Items from a figure collection:
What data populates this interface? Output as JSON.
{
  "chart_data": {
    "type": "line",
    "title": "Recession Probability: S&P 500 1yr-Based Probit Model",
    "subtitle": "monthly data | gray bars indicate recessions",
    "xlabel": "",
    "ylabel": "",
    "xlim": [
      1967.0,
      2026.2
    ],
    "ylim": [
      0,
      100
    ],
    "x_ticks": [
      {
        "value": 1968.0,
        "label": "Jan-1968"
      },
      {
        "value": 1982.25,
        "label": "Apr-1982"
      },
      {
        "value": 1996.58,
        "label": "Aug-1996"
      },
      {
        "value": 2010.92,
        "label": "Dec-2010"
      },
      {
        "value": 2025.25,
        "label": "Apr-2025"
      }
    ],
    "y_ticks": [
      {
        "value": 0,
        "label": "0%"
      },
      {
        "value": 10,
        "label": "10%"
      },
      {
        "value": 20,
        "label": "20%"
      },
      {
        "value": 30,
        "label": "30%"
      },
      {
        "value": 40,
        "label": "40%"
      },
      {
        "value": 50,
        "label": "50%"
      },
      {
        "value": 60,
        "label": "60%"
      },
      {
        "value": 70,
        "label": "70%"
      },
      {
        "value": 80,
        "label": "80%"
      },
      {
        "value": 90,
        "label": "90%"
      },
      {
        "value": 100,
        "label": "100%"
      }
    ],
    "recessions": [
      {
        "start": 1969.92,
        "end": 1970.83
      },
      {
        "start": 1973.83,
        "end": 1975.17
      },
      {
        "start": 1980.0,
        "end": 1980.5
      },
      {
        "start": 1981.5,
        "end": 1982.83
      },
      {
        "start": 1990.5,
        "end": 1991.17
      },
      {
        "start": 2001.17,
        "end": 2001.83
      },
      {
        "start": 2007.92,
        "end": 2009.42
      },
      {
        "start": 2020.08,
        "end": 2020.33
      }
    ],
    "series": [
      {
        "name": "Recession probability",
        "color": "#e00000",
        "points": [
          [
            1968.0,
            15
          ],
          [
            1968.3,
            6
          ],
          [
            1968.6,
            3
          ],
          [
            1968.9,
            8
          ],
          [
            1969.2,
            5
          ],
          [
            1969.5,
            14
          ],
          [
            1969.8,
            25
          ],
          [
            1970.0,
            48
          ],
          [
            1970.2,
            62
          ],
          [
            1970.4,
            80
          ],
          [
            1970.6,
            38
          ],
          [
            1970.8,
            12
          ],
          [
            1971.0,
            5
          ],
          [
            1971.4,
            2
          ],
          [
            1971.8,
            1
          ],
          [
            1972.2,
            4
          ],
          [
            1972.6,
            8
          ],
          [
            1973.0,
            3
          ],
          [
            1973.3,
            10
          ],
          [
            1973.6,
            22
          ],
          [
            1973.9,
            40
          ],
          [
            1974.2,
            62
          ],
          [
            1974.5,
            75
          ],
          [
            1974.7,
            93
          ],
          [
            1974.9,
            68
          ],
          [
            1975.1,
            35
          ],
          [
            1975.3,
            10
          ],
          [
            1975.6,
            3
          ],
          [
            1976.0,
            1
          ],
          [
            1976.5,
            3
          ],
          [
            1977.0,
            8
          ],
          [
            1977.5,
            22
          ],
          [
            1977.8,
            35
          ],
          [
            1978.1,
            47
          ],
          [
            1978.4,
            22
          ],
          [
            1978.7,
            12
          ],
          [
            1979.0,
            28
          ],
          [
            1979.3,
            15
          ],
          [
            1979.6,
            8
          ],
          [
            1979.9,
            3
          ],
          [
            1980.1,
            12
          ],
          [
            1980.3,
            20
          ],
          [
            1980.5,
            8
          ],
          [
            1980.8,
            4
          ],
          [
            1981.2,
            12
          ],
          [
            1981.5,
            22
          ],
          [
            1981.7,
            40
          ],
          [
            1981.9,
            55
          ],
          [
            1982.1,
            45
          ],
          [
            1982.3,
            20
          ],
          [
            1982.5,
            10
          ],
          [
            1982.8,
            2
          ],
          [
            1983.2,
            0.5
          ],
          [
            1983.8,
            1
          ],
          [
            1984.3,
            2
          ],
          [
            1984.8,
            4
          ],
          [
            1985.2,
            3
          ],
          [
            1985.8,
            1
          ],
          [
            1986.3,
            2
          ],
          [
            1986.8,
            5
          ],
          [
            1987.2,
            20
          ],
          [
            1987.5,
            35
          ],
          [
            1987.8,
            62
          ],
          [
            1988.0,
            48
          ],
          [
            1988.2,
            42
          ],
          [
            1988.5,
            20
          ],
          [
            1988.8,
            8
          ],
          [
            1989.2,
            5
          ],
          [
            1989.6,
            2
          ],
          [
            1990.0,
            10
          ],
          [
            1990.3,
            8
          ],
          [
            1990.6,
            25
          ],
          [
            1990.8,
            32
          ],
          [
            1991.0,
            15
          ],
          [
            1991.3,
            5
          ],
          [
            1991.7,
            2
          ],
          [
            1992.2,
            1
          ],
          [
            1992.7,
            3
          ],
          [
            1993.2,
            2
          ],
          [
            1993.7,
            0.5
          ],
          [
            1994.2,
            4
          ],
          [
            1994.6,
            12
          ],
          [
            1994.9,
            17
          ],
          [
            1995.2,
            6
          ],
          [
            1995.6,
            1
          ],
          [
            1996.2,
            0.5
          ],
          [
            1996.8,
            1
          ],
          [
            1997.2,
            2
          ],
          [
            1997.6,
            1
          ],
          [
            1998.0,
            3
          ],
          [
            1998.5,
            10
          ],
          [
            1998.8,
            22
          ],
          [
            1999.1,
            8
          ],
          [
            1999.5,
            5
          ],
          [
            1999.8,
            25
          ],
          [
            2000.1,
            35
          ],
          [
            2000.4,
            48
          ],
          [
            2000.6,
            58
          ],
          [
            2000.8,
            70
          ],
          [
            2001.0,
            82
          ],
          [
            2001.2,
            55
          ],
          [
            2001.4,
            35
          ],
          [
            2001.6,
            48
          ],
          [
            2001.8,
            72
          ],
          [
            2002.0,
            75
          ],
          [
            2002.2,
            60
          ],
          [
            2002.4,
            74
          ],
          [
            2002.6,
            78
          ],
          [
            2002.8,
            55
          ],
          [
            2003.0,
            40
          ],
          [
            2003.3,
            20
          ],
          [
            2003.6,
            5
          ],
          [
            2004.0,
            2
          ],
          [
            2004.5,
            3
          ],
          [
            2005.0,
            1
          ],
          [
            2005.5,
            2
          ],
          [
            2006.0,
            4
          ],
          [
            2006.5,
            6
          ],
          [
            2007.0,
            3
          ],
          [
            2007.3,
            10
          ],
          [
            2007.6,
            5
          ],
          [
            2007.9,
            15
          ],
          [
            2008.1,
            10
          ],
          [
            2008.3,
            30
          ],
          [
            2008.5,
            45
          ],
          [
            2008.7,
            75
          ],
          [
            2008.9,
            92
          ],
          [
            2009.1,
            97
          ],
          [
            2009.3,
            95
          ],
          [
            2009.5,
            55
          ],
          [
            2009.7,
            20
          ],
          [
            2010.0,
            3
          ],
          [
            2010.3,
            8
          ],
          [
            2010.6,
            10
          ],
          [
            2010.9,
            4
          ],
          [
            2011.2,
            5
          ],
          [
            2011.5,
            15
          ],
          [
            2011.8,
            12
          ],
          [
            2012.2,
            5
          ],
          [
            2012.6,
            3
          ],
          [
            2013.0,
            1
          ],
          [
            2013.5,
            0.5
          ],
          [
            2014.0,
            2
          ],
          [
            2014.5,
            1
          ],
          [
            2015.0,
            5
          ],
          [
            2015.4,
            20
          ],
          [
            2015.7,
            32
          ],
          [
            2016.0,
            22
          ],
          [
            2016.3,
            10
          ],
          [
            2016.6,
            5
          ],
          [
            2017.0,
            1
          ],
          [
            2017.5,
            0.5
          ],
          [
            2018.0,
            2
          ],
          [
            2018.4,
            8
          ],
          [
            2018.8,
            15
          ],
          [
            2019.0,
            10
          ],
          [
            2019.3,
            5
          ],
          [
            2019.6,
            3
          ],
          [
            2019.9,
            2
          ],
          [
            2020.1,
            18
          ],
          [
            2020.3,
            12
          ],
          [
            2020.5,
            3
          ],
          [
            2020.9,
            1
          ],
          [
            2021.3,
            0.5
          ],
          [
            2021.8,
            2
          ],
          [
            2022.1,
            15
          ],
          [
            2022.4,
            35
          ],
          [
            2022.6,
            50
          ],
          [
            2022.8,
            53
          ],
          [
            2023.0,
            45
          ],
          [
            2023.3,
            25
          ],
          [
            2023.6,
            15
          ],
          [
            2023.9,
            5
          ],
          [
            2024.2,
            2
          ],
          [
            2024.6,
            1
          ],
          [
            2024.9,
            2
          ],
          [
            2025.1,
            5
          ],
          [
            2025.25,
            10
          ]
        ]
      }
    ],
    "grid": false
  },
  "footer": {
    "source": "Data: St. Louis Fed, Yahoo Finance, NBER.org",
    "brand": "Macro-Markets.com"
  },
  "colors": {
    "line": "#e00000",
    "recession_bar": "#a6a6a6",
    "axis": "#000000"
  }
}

PROBLEM DESCRIPTION: Reply with nothing but a number: how many lines of the entries above contain the string "start"?

THE ANSWER: 8